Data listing
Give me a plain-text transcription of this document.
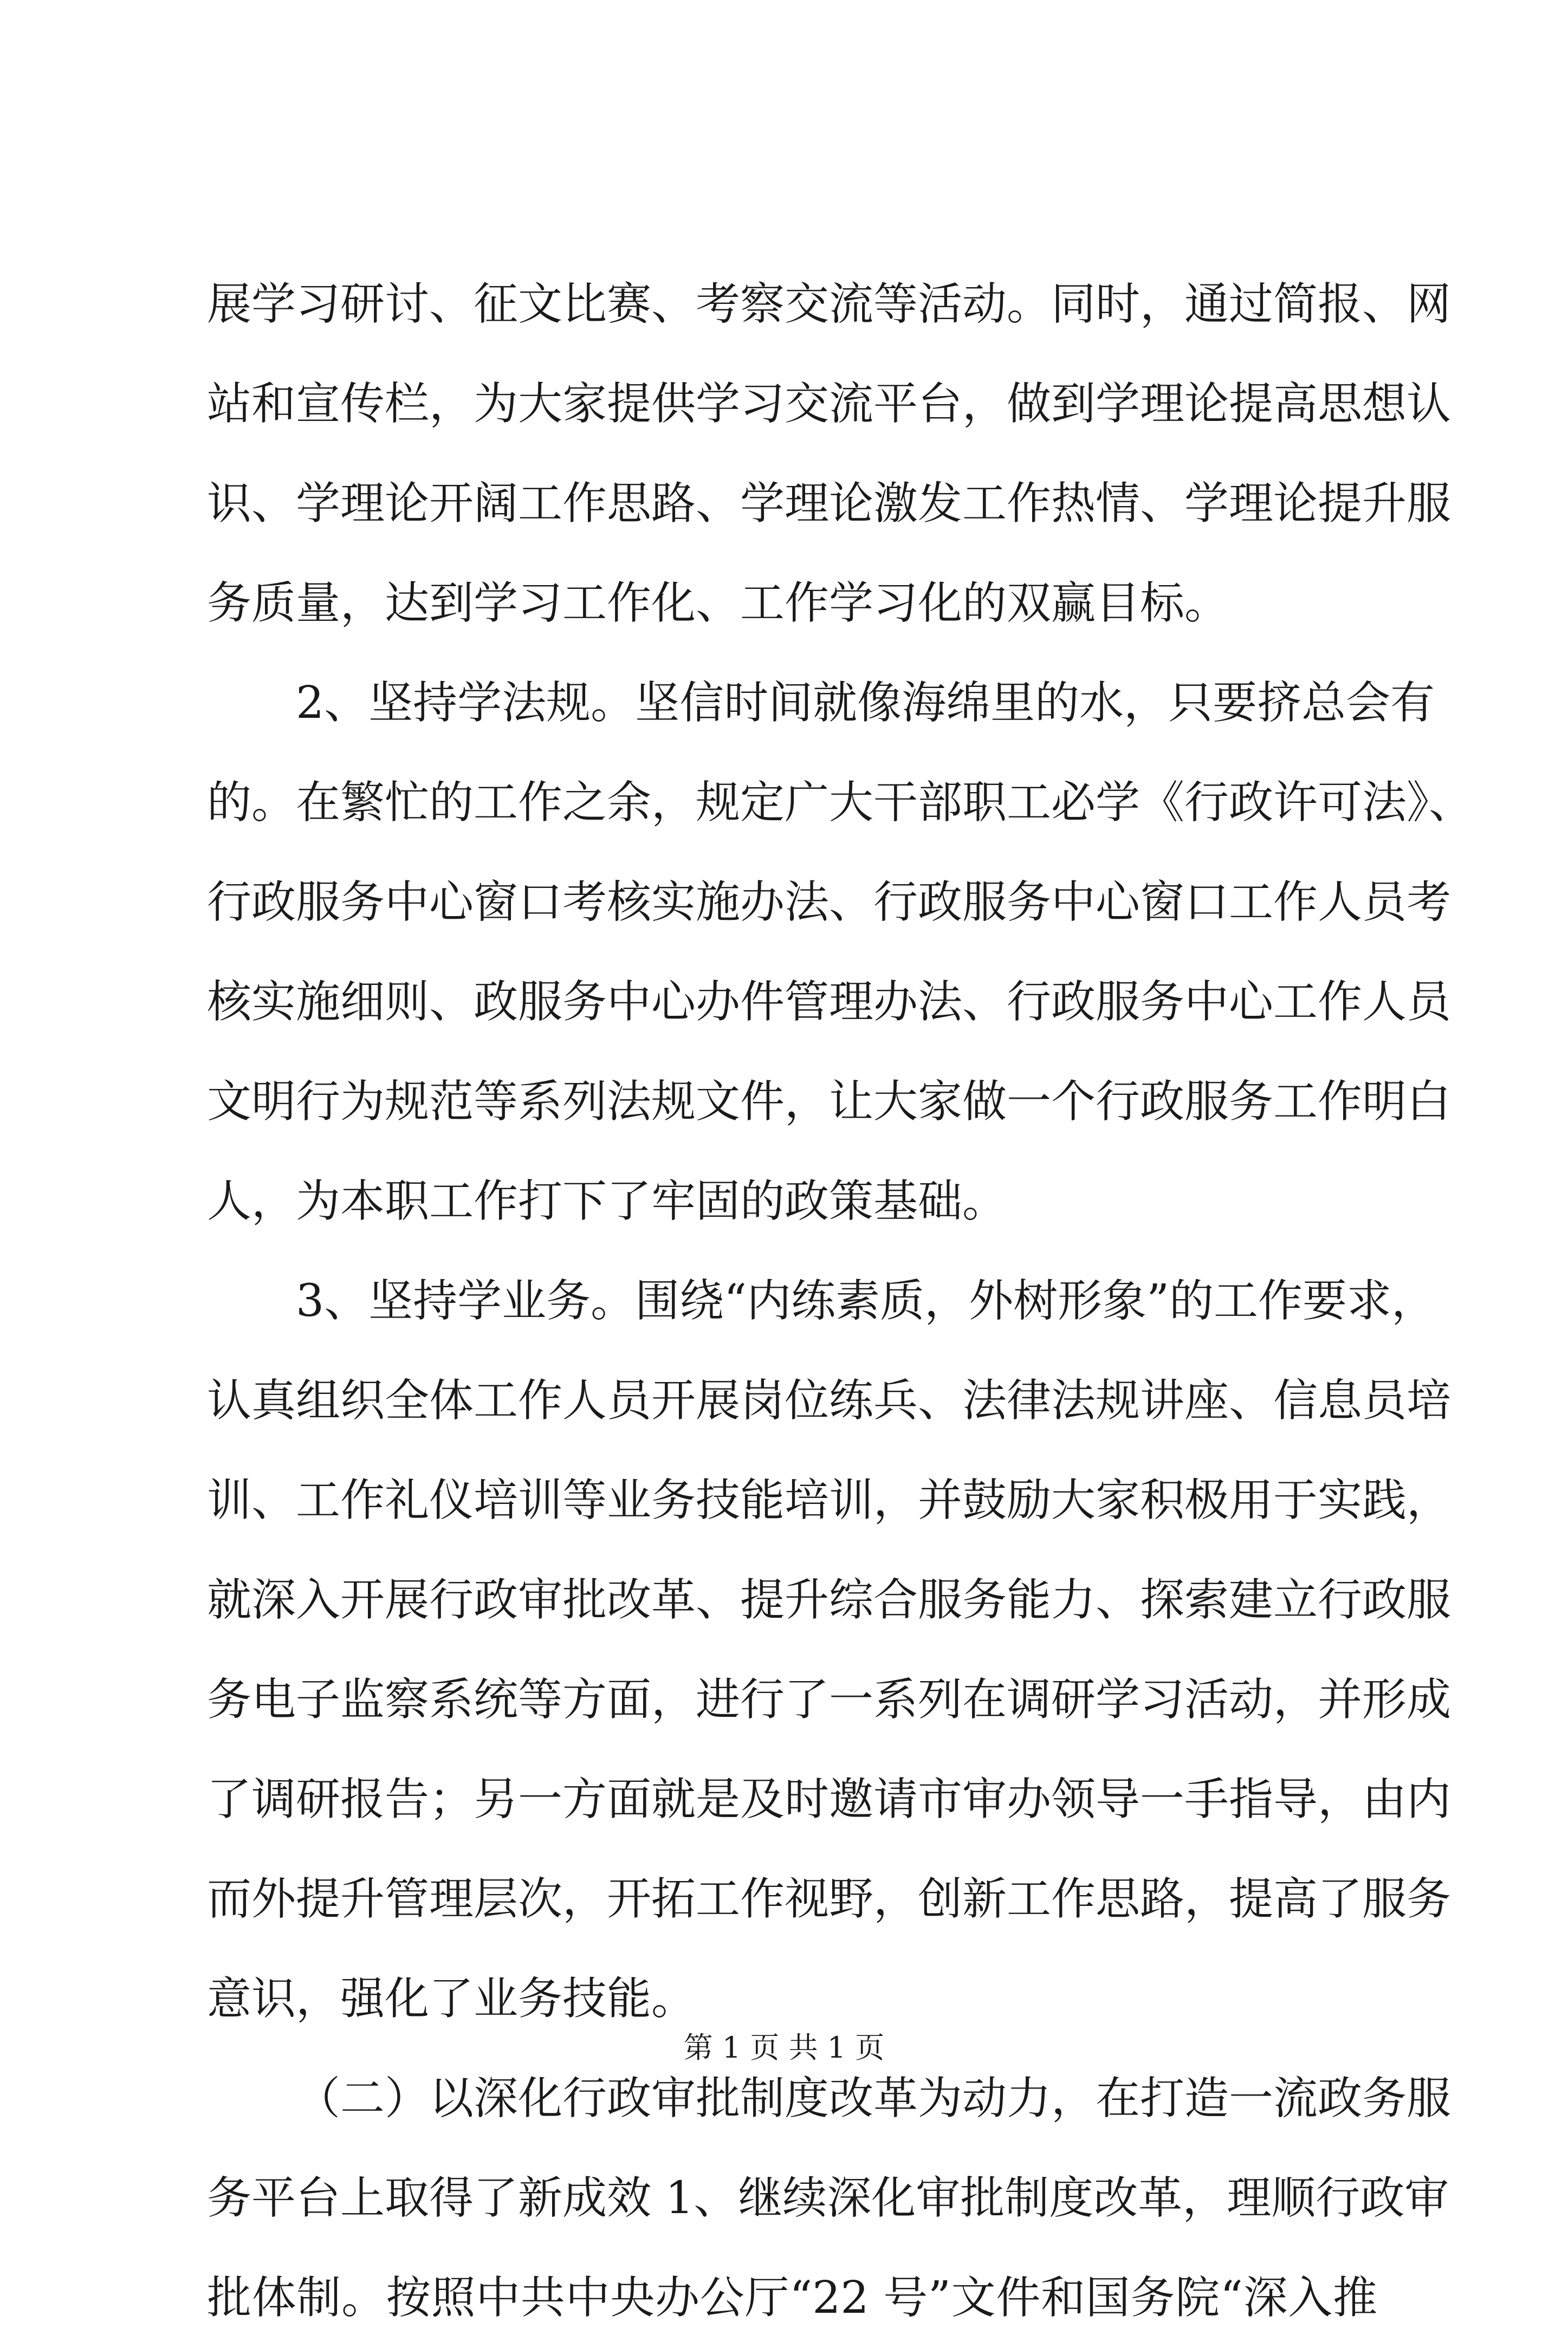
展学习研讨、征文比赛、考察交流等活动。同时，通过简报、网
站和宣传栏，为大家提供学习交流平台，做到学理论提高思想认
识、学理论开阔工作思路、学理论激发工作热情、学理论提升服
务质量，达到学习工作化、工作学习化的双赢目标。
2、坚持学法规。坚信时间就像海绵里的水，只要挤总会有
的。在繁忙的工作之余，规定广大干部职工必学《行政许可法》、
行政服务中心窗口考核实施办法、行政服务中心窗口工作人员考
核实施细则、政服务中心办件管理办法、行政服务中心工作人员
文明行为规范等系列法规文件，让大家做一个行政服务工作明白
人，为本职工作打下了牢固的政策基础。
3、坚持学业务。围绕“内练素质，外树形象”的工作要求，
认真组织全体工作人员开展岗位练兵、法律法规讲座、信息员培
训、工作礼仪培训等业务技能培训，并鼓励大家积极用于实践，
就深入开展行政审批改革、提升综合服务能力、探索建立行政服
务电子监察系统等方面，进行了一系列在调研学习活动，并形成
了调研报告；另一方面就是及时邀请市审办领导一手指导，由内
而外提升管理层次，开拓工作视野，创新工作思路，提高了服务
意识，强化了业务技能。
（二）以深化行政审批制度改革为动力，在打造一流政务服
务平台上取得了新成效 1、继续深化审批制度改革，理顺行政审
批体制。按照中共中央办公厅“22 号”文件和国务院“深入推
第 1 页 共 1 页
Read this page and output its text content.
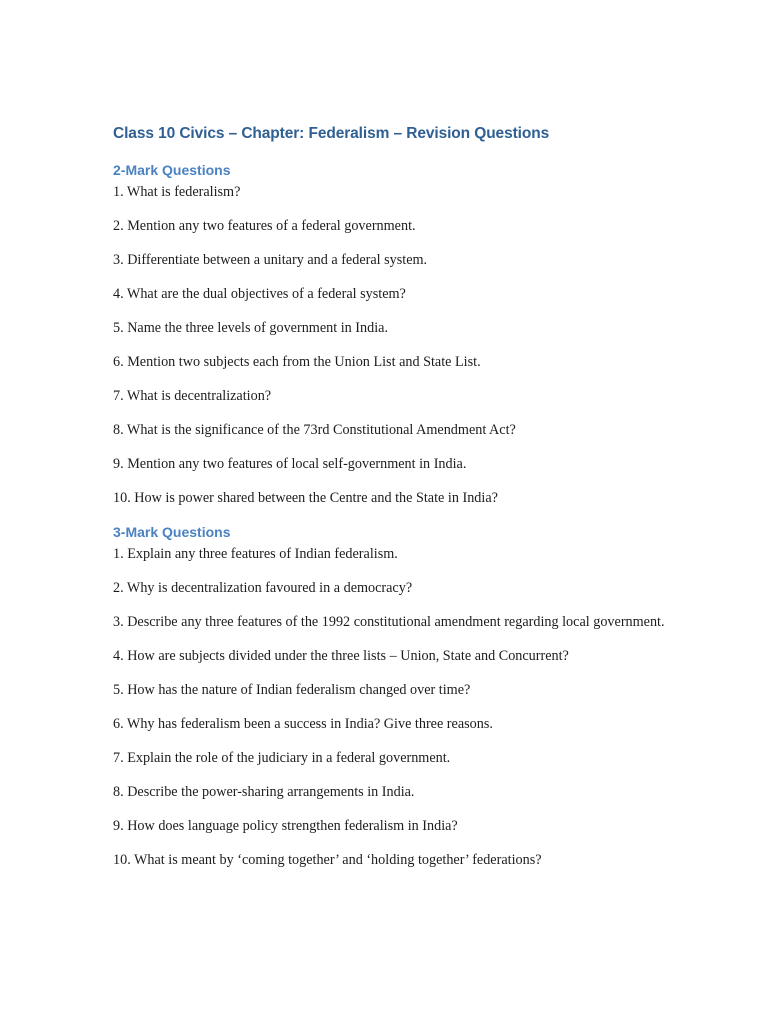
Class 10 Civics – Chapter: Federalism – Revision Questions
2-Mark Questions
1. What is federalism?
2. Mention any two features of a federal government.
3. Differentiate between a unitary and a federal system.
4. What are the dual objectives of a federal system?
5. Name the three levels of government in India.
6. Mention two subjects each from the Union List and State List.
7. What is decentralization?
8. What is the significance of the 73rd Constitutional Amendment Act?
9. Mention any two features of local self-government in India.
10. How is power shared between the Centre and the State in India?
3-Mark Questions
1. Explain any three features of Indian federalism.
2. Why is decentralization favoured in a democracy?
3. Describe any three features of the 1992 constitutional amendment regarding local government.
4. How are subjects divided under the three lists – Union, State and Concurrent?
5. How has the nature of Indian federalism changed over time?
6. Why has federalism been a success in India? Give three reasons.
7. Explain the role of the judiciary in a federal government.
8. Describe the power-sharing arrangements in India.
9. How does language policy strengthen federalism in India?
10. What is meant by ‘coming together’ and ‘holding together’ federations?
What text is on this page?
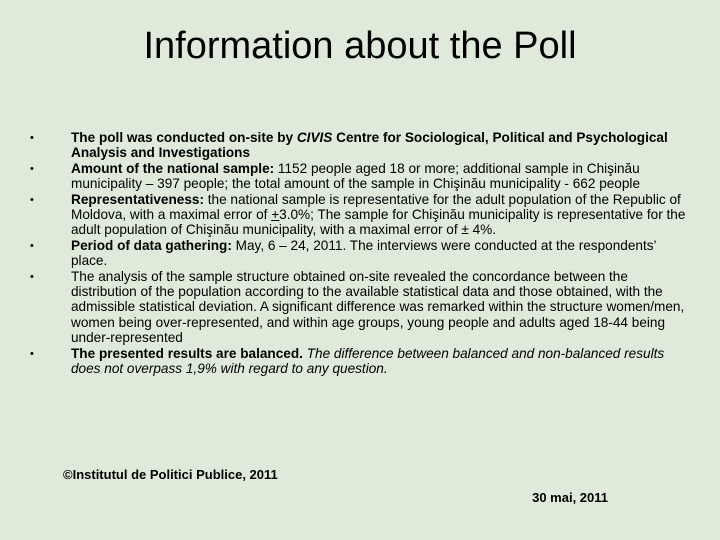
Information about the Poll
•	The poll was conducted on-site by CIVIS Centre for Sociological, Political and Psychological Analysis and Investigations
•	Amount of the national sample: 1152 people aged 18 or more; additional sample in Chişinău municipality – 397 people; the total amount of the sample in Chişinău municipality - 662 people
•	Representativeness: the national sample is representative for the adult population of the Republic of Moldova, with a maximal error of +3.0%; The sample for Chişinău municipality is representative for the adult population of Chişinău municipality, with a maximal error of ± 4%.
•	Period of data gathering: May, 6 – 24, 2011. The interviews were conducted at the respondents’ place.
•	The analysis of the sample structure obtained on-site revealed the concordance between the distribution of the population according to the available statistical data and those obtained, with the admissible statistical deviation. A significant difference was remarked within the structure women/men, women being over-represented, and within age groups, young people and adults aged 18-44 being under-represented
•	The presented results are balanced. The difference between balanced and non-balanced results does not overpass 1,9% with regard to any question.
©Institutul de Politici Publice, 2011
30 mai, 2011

## SET TASK
Transcribe the records verbatim and omit the images.

## SOLUTION FOR THIS EXERCISE
Give me a plain-text transcription of this document.
展学习研讨、征文比赛、考察交流等活动。同时，通过简报、网
站和宣传栏，为大家提供学习交流平台，做到学理论提高思想认
识、学理论开阔工作思路、学理论激发工作热情、学理论提升服
务质量，达到学习工作化、工作学习化的双赢目标。
2、坚持学法规。坚信时间就像海绵里的水，只要挤总会有
的。在繁忙的工作之余，规定广大干部职工必学《行政许可法》、
行政服务中心窗口考核实施办法、行政服务中心窗口工作人员考
核实施细则、政服务中心办件管理办法、行政服务中心工作人员
文明行为规范等系列法规文件，让大家做一个行政服务工作明白
人，为本职工作打下了牢固的政策基础。
3、坚持学业务。围绕“内练素质，外树形象”的工作要求，
认真组织全体工作人员开展岗位练兵、法律法规讲座、信息员培
训、工作礼仪培训等业务技能培训，并鼓励大家积极用于实践，
就深入开展行政审批改革、提升综合服务能力、探索建立行政服
务电子监察系统等方面，进行了一系列在调研学习活动，并形成
了调研报告；另一方面就是及时邀请市审办领导一手指导，由内
而外提升管理层次，开拓工作视野，创新工作思路，提高了服务
意识，强化了业务技能。
（二）以深化行政审批制度改革为动力，在打造一流政务服
务平台上取得了新成效 1、继续深化审批制度改革，理顺行政审
批体制。按照中共中央办公厅“22 号”文件和国务院“深入推
第 1 页 共 1 页
Read this page and output its text content.
Class 10 Civics – Chapter: Federalism – Revision Questions
2-Mark Questions
1. What is federalism?
2. Mention any two features of a federal government.
3. Differentiate between a unitary and a federal system.
4. What are the dual objectives of a federal system?
5. Name the three levels of government in India.
6. Mention two subjects each from the Union List and State List.
7. What is decentralization?
8. What is the significance of the 73rd Constitutional Amendment Act?
9. Mention any two features of local self-government in India.
10. How is power shared between the Centre and the State in India?
3-Mark Questions
1. Explain any three features of Indian federalism.
2. Why is decentralization favoured in a democracy?
3. Describe any three features of the 1992 constitutional amendment regarding local government.
4. How are subjects divided under the three lists – Union, State and Concurrent?
5. How has the nature of Indian federalism changed over time?
6. Why has federalism been a success in India? Give three reasons.
7. Explain the role of the judiciary in a federal government.
8. Describe the power-sharing arrangements in India.
9. How does language policy strengthen federalism in India?
10. What is meant by ‘coming together’ and ‘holding together’ federations?
What text is on this page?
Information about the Poll
•	The poll was conducted on-site by CIVIS Centre for Sociological, Political and Psychological Analysis and Investigations
•	Amount of the national sample: 1152 people aged 18 or more; additional sample in Chişinău municipality – 397 people; the total amount of the sample in Chişinău municipality - 662 people
•	Representativeness: the national sample is representative for the adult population of the Republic of Moldova, with a maximal error of +3.0%; The sample for Chişinău municipality is representative for the adult population of Chişinău municipality, with a maximal error of ± 4%.
•	Period of data gathering: May, 6 – 24, 2011. The interviews were conducted at the respondents’ place.
•	The analysis of the sample structure obtained on-site revealed the concordance between the distribution of the population according to the available statistical data and those obtained, with the admissible statistical deviation. A significant difference was remarked within the structure women/men, women being over-represented, and within age groups, young people and adults aged 18-44 being under-represented
•	The presented results are balanced. The difference between balanced and non-balanced results does not overpass 1,9% with regard to any question.
©Institutul de Politici Publice, 2011
30 mai, 2011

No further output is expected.